Going through the material underneath, give only the number of lines that contain "mCherry".
__________________________________________________
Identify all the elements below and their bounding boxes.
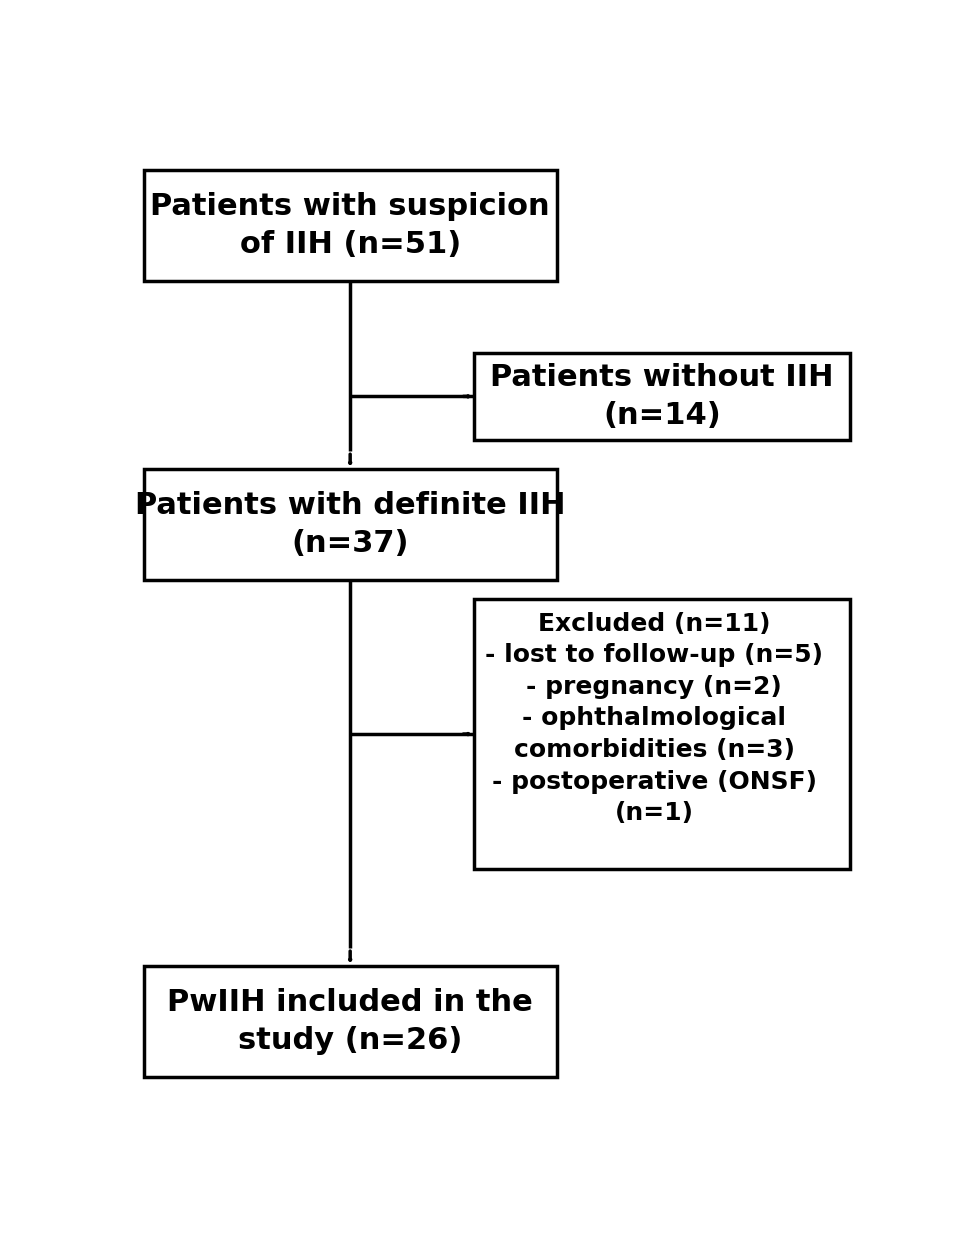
- Bar: [143, 169, 556, 281]
- Bar: [474, 599, 850, 870]
- Text: Patients without IIH
(n=14): Patients without IIH (n=14): [490, 363, 833, 430]
- Bar: [143, 966, 556, 1076]
- Bar: [143, 469, 556, 580]
- Text: Patients with suspicion
of IIH (n=51): Patients with suspicion of IIH (n=51): [150, 192, 550, 258]
- Text: Excluded (n=11)
- lost to follow-up (n=5)
- pregnancy (n=2)
- ophthalmological
c: Excluded (n=11) - lost to follow-up (n=5…: [485, 611, 824, 826]
- Bar: [474, 353, 850, 440]
- Text: PwIIH included in the
study (n=26): PwIIH included in the study (n=26): [168, 987, 533, 1055]
- Text: Patients with definite IIH
(n=37): Patients with definite IIH (n=37): [135, 491, 566, 558]
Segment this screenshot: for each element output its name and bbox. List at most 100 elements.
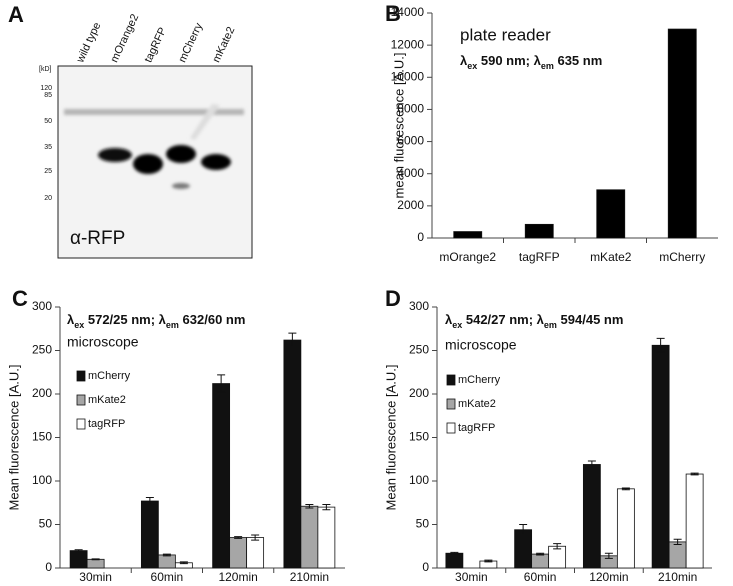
error-bar [217,374,226,393]
lane-label: mCherry [176,21,205,65]
y-tick-label: 12000 [391,37,425,51]
subtitle-part: 572/25 nm; λ [84,312,166,327]
subscript: ex [74,320,84,330]
legend-swatch [76,370,86,382]
y-tick-label: 150 [32,430,52,444]
bar [668,541,687,569]
panel-letter: D [385,286,401,311]
subscript: em [544,320,557,330]
y-tick-label: 300 [32,299,52,313]
bar [514,529,533,569]
legend-swatch [446,422,456,434]
marker-label: 120 [40,85,52,92]
bar [548,545,567,569]
error-bar [305,503,314,509]
x-tick-label: 30min [455,570,488,584]
y-tick-label: 10000 [391,69,425,83]
subtitle-part: λ [67,312,75,327]
y-tick-label: 250 [409,343,429,357]
bar [616,488,635,569]
error-bar [322,503,331,511]
x-tick-label: tagRFP [519,250,560,264]
error-bar [656,337,665,353]
panel-letter: A [8,2,24,27]
error-bar [536,552,545,556]
error-bar [484,559,493,563]
subtitle-part: 632/60 nm [179,312,246,327]
antibody-label: α-RFP [70,228,125,249]
lane-label: mKate2 [210,25,237,64]
marker-label: 20 [44,195,52,202]
y-tick-label: 200 [32,386,52,400]
error-bar [604,552,613,559]
subtitle-part: 590 nm; λ [477,53,541,68]
bar [300,505,319,569]
lane-label: tagRFP [142,26,169,65]
subtitle: λex 590 nm; λem 635 nm [460,53,602,71]
marker-label: 35 [44,144,52,151]
bar [283,339,302,569]
legend-swatch [446,398,456,410]
subtitle-part: λ [445,312,453,327]
y-tick-label: 50 [416,517,430,531]
x-tick-label: mKate2 [590,250,632,264]
subscript: em [541,61,554,71]
title: plate reader [460,25,551,44]
subtitle: λex 572/25 nm; λem 632/60 nm [67,312,245,330]
y-tick-label: 14000 [391,5,425,19]
bar [596,189,626,239]
title: microscope [67,334,139,350]
bar [453,231,483,239]
subtitle-part: 542/27 nm; λ [462,312,544,327]
legend-swatch [76,394,86,406]
y-tick-label: 100 [409,473,429,487]
y-tick-label: 250 [32,343,52,357]
y-tick-label: 0 [417,230,424,244]
error-bar [145,497,154,505]
x-tick-label: 30min [79,570,112,584]
subscript: ex [452,320,462,330]
subscript: ex [467,61,477,71]
error-bar [553,543,562,550]
error-bar [690,472,699,476]
subtitle-part: λ [460,53,468,68]
error-bar [179,561,188,565]
bar [582,464,601,569]
y-tick-label: 100 [32,473,52,487]
bar [229,537,248,569]
bar [531,553,550,569]
x-tick-label: 120min [589,570,628,584]
y-tick-label: 8000 [397,102,424,116]
lane-label: wild type [74,21,103,66]
error-bar [621,487,630,491]
title: microscope [445,337,517,353]
x-tick-label: mOrange2 [439,250,496,264]
subtitle: λex 542/27 nm; λem 594/45 nm [445,312,623,330]
x-tick-label: 120min [218,570,257,584]
error-bar [450,551,459,555]
lane-label: mOrange2 [108,12,141,64]
error-bar [288,332,297,348]
bar [651,344,670,569]
y-tick-label: 50 [39,517,53,531]
y-tick-label: 2000 [397,198,424,212]
bar [685,473,704,569]
error-bar [234,536,243,539]
y-tick-label: 300 [409,299,429,313]
legend-swatch [446,374,456,386]
bar [86,558,105,569]
bar [667,28,697,239]
x-tick-label: 60min [524,570,557,584]
y-tick-label: 150 [409,430,429,444]
bar [140,500,159,569]
bar [445,552,464,569]
legend-label: mKate2 [88,394,126,406]
legend-label: mCherry [88,370,131,382]
x-tick-label: mCherry [659,250,705,264]
y-tick-label: 0 [45,560,52,574]
bar [212,383,231,569]
error-bar [673,538,682,546]
kd-unit: [kD] [39,66,52,73]
legend-label: tagRFP [458,422,495,434]
y-tick-label: 200 [409,386,429,400]
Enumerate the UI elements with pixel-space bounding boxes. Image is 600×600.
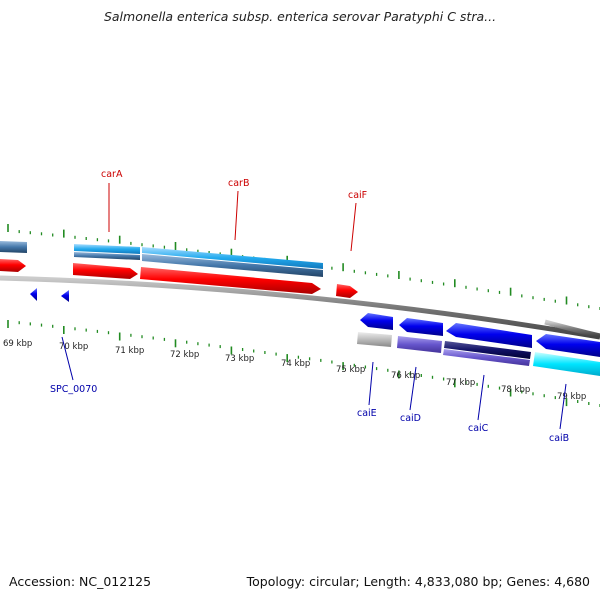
- tick-label: 69 kbp: [3, 339, 32, 349]
- cds-arrow[interactable]: [61, 290, 69, 302]
- feature-bar[interactable]: [74, 252, 140, 260]
- cds-arrow[interactable]: [140, 267, 321, 294]
- gene-label-carb[interactable]: carB: [228, 178, 249, 189]
- genome-backbone: [0, 275, 600, 340]
- outer-tick-marks: [7, 224, 600, 310]
- genome-backbone-edge: [544, 319, 600, 339]
- gene-label-caib[interactable]: caiB: [549, 433, 569, 444]
- tick-label: 78 kbp: [501, 385, 530, 395]
- gene-label-caic[interactable]: caiC: [468, 423, 489, 434]
- tick-label: 79 kbp: [557, 392, 586, 402]
- gene-labels-top: carA carB caiF: [101, 169, 367, 252]
- feature-bar[interactable]: [0, 241, 27, 253]
- coordinate-labels: 69 kbp 70 kbp 71 kbp 72 kbp 73 kbp 74 kb…: [3, 339, 586, 402]
- feature-bar[interactable]: [443, 349, 530, 366]
- lower-feature-track: [357, 332, 600, 376]
- inner-tick-marks: [7, 320, 600, 407]
- tick-label: 73 kbp: [225, 354, 254, 364]
- accession-label: Accession: NC_012125: [9, 574, 152, 589]
- feature-bar[interactable]: [533, 352, 600, 376]
- tick-label: 75 kbp: [336, 365, 365, 375]
- tick-label: 74 kbp: [281, 359, 310, 369]
- gene-label-cara[interactable]: carA: [101, 169, 123, 180]
- tick-label: 76 kbp: [391, 371, 420, 381]
- map-title: Salmonella enterica subsp. enterica sero…: [103, 9, 497, 24]
- tick-label: 72 kbp: [170, 350, 199, 360]
- feature-bar[interactable]: [74, 244, 140, 254]
- upper-feature-track: [0, 241, 323, 277]
- feature-bar[interactable]: [444, 341, 531, 359]
- forward-cds-track: [0, 259, 358, 298]
- cds-arrow[interactable]: [360, 313, 393, 330]
- cds-arrow[interactable]: [73, 263, 138, 279]
- gene-label-caid[interactable]: caiD: [400, 413, 421, 424]
- cds-arrow[interactable]: [30, 288, 37, 301]
- feature-bar[interactable]: [397, 336, 442, 353]
- cds-arrow[interactable]: [536, 334, 600, 357]
- feature-bar[interactable]: [142, 254, 323, 277]
- feature-bar[interactable]: [357, 332, 392, 347]
- feature-bar[interactable]: [142, 247, 323, 269]
- genome-summary: Topology: circular; Length: 4,833,080 bp…: [246, 574, 590, 589]
- gene-label-spc-0070[interactable]: SPC_0070: [50, 384, 97, 395]
- cds-arrow[interactable]: [399, 318, 443, 336]
- cds-arrow[interactable]: [0, 259, 26, 272]
- cds-arrow[interactable]: [336, 284, 358, 298]
- gene-labels-bottom: SPC_0070 caiE caiD caiC caiB: [50, 336, 569, 444]
- tick-label: 77 kbp: [446, 378, 475, 388]
- cds-arrow[interactable]: [446, 323, 532, 348]
- gene-label-caie[interactable]: caiE: [357, 408, 377, 419]
- tick-label: 70 kbp: [59, 342, 88, 352]
- tick-label: 71 kbp: [115, 346, 144, 356]
- reverse-cds-track: [30, 288, 600, 357]
- gene-label-caif[interactable]: caiF: [348, 190, 367, 201]
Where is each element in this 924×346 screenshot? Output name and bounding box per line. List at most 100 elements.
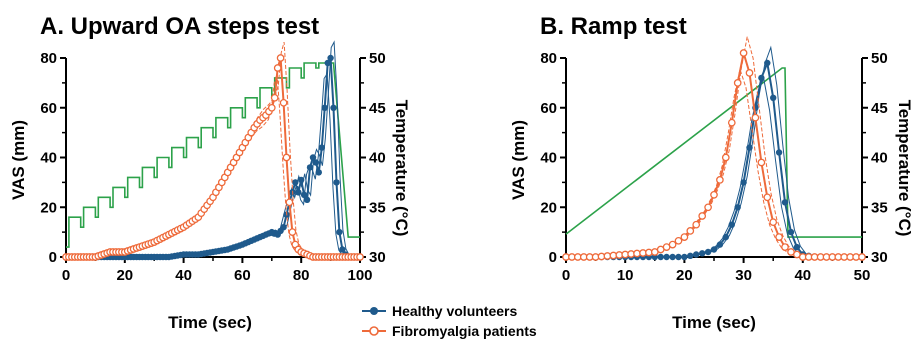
- panel-a-xtick-label-2: 40: [175, 267, 192, 284]
- panel-b-fibro-point-29: [733, 79, 742, 87]
- panel-b-healthy-error-line-1: [569, 45, 866, 258]
- panel-a-xlabel: Time (sec): [168, 313, 252, 332]
- panel-a-y2tick-label-4: 50: [369, 50, 386, 67]
- panel-b-fibro-point-31: [745, 69, 754, 77]
- panel-b-xtick-label-5: 50: [854, 267, 871, 284]
- panel-a-healthy-point-87: [318, 144, 325, 151]
- panel-b-y2tick-label-1: 35: [871, 199, 888, 216]
- panel-b-fibro-point-24: [704, 203, 712, 212]
- panel-a-healthy-point-85: [312, 159, 320, 166]
- panel-b-fibro-point-50: [858, 253, 866, 261]
- panel-b-fibro-point-25: [710, 190, 718, 199]
- panel-a-fibro-point-73: [276, 54, 285, 62]
- panel-b-y2tick-label-2: 40: [871, 150, 888, 167]
- panel-a-ylabel: VAS (mm): [9, 120, 28, 200]
- panel-a-ytick-label-3: 60: [40, 100, 57, 117]
- panel-a-fibro-point-100: [356, 253, 364, 261]
- panel-b-fibro-point-32: [751, 113, 760, 122]
- panel-b-healthy-point-27: [722, 233, 729, 241]
- panel-a-xtick-label-4: 80: [293, 267, 310, 284]
- panel-a-xtick-label-5: 100: [347, 267, 372, 284]
- panel-b-healthy-point-24: [704, 248, 712, 256]
- panel-b-y2label: Temperature (°C): [895, 100, 914, 237]
- panel-b-fibro-point-34: [763, 193, 772, 202]
- panel-b-fibro-point-37: [781, 243, 789, 251]
- panel-b-healthy-point-35: [770, 94, 777, 102]
- legend-fibro-label: Fibromyalgia patients: [392, 323, 537, 339]
- panel-a-healthy-point-78: [292, 179, 299, 186]
- panel-b-xlabel: Time (sec): [672, 313, 756, 332]
- panel-a-y2tick-label-1: 35: [369, 199, 386, 216]
- panel-b-fibro-point-21: [686, 227, 695, 235]
- panel-a-healthy-point-90: [327, 54, 334, 62]
- panel-a-y2tick-label-3: 45: [369, 100, 386, 117]
- panel-b-fibro-point-20: [680, 233, 689, 241]
- panel-a-xtick-label-3: 60: [234, 267, 251, 284]
- panel-b-ytick-label-0: 0: [549, 249, 557, 266]
- panel-b-healthy-point-28: [728, 221, 735, 228]
- panel-a-ytick-label-1: 20: [40, 199, 57, 216]
- legend-fibro-marker: [369, 326, 379, 336]
- panel-a-fibro-point-72: [273, 64, 282, 72]
- panel-b-temperature-line: [565, 67, 862, 238]
- panel-b-healthy-point-23: [699, 250, 706, 257]
- panel-b-xtick-label-2: 20: [676, 267, 693, 284]
- panel-b-fibro-line: [566, 52, 862, 258]
- panel-b-fibro-point-27: [721, 153, 730, 162]
- panel-a-title: A. Upward OA steps test: [40, 13, 319, 40]
- panel-b-fibro-point-36: [775, 233, 783, 241]
- legend: Healthy volunteers Fibromyalgia patients: [362, 303, 537, 339]
- panel-a-healthy-point-80: [298, 176, 305, 184]
- panel-b-ytick-label-1: 20: [540, 199, 557, 216]
- panel-a-healthy-point-89: [324, 59, 331, 67]
- panel-a-fibro-point-77: [288, 228, 297, 236]
- panel-b-fibro-point-35: [769, 218, 778, 227]
- panel-b-xtick-label-4: 40: [794, 267, 811, 284]
- panel-a-fibro-error-line-1: [69, 41, 335, 258]
- panel-b-healthy-point-29: [734, 204, 741, 211]
- panel-a-temperature-line: [66, 62, 360, 248]
- panel-a-healthy-point-74: [280, 224, 287, 231]
- panel-b-xtick-label-0: 0: [562, 267, 570, 284]
- panel-b-healthy-point-18: [669, 253, 676, 261]
- panel-b-title: B. Ramp test: [540, 13, 687, 40]
- panel-b-ylabel: VAS (mm): [509, 120, 528, 200]
- panel-b-fibro-error-line-1: [569, 36, 866, 258]
- panel-b-y2tick-label-4: 50: [871, 50, 888, 67]
- panel-b-fibro-point-19: [674, 236, 683, 245]
- panel-b-healthy-point-36: [775, 149, 783, 156]
- panel-a-fibro-point-71: [270, 93, 279, 102]
- panel-b-fibro-error-line-0: [562, 67, 859, 258]
- panel-a-ytick-label-4: 80: [40, 50, 57, 67]
- panel-a-healthy-point-82: [303, 196, 311, 203]
- panel-b-xtick-label-3: 30: [735, 267, 752, 284]
- panel-b-healthy-point-22: [693, 251, 700, 258]
- panel-a-y2tick-label-2: 40: [369, 150, 386, 167]
- panel-b-healthy-point-33: [758, 74, 765, 82]
- panel-a-healthy-point-84: [309, 154, 317, 161]
- panel-b-healthy-point-31: [746, 144, 753, 151]
- panel-b: B. Ramp test Time (sec) VAS (mm) Tempera…: [509, 13, 914, 332]
- panel-b-healthy-line: [566, 59, 862, 258]
- panel-a-ytick-label-0: 0: [49, 249, 57, 266]
- panel-b-healthy-point-25: [710, 246, 718, 253]
- panel-b-y2tick-label-3: 45: [871, 100, 888, 117]
- panel-b-fibro-point-33: [757, 158, 766, 167]
- panel-b-y2tick-label-0: 30: [871, 249, 888, 266]
- panel-b-healthy-point-39: [793, 243, 801, 251]
- panel-a-healthy-point-92: [333, 179, 340, 186]
- panel-b-fibro-point-22: [692, 220, 701, 229]
- panel-a-fibro-point-76: [285, 198, 294, 207]
- panel-a-healthy-point-91: [330, 104, 337, 112]
- panel-b-healthy-point-21: [687, 252, 694, 259]
- panel-a-xtick-label-1: 20: [116, 267, 133, 284]
- panel-a-fibro-point-70: [267, 103, 276, 112]
- panel-a-healthy-point-94: [339, 246, 346, 253]
- panel-b-healthy-point-30: [740, 179, 747, 186]
- panel-b-healthy-point-38: [787, 228, 795, 236]
- panel-b-ytick-label-4: 80: [540, 50, 557, 67]
- panel-b-healthy-point-20: [681, 253, 688, 261]
- panel-a-healthy-point-83: [306, 164, 314, 171]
__________________________________________________
Response
3